SET PROBLEM
How many of these lines hold the string "text"? Answer with the number only.

** Start of INFORMATION PROVIDED **

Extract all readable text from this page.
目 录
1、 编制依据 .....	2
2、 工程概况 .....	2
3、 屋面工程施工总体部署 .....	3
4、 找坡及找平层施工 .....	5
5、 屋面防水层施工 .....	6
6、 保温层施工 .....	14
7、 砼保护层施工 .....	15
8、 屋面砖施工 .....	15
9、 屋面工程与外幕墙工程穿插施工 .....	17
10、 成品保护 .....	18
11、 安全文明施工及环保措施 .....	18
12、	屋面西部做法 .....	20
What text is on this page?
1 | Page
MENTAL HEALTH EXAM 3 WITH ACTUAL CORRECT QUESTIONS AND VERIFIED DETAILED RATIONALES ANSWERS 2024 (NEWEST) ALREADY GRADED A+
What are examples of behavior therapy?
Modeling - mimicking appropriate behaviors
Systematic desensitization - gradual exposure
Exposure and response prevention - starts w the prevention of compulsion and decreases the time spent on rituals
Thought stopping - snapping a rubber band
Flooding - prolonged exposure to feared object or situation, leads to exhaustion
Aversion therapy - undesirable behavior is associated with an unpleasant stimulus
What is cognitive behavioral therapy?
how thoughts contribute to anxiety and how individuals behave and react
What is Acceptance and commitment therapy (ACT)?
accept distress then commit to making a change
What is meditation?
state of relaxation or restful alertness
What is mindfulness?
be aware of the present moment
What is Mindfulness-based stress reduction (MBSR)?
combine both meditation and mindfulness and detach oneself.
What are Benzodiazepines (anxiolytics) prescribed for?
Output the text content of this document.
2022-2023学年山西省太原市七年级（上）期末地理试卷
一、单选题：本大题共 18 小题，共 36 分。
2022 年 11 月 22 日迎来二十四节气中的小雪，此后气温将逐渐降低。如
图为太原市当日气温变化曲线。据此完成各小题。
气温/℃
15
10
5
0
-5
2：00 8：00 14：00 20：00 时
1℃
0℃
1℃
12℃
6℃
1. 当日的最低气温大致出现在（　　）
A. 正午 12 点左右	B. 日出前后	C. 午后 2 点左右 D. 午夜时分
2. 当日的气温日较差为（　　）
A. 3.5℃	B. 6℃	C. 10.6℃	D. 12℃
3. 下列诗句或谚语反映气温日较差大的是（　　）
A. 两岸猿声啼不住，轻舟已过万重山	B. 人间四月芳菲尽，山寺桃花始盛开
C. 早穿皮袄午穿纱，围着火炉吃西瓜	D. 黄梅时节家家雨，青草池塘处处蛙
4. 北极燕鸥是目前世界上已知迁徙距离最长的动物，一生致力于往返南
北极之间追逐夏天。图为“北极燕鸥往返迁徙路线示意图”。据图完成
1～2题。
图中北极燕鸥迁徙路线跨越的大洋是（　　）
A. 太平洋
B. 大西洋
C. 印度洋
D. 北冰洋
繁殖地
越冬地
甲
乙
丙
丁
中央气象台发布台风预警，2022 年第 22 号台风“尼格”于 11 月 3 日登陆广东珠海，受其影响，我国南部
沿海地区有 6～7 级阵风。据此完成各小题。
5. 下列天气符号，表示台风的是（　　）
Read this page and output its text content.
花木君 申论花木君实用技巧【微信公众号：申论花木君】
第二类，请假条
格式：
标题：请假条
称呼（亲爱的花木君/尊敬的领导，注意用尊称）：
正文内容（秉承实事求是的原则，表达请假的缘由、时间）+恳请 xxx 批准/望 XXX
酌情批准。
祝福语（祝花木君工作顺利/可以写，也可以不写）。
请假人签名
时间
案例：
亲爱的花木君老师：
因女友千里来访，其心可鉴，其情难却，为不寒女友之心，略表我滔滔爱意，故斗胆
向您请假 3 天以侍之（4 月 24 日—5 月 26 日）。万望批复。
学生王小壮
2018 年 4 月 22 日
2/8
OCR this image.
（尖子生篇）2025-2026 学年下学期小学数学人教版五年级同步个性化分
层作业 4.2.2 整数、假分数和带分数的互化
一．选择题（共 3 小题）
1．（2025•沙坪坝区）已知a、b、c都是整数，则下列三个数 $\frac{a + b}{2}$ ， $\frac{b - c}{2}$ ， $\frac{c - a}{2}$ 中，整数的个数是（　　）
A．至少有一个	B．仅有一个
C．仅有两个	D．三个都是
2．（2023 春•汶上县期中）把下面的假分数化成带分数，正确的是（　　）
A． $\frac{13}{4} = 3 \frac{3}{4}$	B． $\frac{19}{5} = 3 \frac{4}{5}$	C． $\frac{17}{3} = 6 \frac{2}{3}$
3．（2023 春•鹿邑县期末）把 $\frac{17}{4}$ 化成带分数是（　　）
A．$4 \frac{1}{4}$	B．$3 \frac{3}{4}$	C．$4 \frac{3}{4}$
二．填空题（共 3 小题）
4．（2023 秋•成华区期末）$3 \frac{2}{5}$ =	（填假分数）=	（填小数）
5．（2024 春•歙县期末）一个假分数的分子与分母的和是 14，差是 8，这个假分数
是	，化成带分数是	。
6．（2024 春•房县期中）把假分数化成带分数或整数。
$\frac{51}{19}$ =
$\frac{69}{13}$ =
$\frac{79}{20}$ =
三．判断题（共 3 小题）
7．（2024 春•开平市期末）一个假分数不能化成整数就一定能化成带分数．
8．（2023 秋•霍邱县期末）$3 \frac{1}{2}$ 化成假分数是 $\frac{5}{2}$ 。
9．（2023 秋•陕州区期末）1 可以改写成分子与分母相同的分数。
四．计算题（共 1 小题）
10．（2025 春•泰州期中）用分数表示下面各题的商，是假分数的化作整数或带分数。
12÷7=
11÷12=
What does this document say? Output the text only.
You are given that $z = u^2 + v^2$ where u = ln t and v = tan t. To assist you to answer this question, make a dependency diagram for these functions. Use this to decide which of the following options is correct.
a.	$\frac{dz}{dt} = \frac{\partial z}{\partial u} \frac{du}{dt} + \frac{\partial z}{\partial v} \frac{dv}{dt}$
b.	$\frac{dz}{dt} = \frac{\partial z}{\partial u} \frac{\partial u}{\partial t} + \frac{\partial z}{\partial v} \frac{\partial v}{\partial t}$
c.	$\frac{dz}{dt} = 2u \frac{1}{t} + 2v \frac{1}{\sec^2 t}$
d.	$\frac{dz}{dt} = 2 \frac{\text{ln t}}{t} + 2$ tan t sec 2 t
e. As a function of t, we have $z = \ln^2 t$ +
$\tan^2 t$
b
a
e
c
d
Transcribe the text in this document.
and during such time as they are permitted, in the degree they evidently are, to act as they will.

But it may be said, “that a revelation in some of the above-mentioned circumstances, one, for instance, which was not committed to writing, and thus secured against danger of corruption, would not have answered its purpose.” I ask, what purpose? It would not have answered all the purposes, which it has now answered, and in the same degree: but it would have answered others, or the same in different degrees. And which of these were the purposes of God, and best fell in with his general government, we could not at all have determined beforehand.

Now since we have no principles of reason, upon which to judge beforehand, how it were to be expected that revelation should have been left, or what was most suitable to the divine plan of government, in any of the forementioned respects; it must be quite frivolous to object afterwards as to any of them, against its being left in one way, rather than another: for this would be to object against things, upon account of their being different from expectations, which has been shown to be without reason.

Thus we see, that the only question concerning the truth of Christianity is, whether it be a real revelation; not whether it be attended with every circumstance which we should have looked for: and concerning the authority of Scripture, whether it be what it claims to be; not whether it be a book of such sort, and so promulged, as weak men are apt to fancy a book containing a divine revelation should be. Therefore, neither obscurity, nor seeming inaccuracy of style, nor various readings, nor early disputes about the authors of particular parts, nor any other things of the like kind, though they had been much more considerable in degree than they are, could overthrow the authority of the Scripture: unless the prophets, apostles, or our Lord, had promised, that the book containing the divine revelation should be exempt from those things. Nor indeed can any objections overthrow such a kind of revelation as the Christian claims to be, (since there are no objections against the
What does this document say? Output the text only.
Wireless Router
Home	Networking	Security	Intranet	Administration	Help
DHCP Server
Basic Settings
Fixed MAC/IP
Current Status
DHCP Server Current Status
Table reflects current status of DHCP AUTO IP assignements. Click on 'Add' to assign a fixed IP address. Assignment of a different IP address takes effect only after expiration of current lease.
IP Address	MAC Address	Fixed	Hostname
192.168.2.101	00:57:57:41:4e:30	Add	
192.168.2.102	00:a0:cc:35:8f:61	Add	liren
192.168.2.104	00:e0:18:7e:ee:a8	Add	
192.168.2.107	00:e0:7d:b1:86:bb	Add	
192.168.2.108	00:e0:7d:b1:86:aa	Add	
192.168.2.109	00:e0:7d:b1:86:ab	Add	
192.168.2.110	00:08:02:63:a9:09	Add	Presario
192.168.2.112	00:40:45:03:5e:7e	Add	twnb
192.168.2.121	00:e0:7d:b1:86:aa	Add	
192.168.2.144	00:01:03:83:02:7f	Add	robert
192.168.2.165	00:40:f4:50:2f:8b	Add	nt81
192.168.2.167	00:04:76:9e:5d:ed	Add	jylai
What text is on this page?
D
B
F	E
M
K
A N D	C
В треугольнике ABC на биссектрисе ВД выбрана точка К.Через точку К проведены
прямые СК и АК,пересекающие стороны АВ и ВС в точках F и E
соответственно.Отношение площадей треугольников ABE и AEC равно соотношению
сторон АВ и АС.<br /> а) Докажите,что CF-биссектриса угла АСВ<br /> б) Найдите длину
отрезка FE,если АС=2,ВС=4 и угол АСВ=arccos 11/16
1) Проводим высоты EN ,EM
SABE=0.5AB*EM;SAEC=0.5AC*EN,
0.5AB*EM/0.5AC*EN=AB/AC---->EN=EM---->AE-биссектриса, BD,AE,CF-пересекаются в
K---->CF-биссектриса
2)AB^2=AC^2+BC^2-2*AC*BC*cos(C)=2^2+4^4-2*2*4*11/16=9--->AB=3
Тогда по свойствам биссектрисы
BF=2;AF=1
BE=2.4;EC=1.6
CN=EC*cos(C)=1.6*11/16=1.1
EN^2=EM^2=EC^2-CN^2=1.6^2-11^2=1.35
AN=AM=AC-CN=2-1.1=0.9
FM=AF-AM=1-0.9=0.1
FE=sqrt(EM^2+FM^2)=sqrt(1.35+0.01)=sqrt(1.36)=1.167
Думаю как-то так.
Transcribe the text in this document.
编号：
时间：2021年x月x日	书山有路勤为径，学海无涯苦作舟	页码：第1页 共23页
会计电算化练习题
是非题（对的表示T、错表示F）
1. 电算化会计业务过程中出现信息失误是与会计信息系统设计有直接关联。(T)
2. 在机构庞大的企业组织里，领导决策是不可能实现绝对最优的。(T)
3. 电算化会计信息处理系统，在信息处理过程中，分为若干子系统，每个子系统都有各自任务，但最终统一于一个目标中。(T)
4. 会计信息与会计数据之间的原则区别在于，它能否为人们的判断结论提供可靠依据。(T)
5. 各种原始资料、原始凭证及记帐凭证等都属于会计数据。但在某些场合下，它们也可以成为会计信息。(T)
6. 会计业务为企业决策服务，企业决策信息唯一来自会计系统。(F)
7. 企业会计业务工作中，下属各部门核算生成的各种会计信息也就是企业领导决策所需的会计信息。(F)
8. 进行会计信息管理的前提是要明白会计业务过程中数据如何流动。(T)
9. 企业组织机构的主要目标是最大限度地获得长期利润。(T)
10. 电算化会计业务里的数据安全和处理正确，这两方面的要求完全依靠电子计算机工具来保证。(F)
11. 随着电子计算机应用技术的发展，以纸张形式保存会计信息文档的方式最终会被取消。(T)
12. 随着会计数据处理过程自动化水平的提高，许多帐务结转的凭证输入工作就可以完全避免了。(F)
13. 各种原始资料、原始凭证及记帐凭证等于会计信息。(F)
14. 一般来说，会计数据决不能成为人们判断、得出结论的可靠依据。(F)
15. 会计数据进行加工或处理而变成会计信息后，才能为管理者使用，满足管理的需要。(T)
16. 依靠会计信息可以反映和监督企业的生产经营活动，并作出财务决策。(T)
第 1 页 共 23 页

** End of INFORMATION PROVIDED **

EXERCISE SOLUTION
10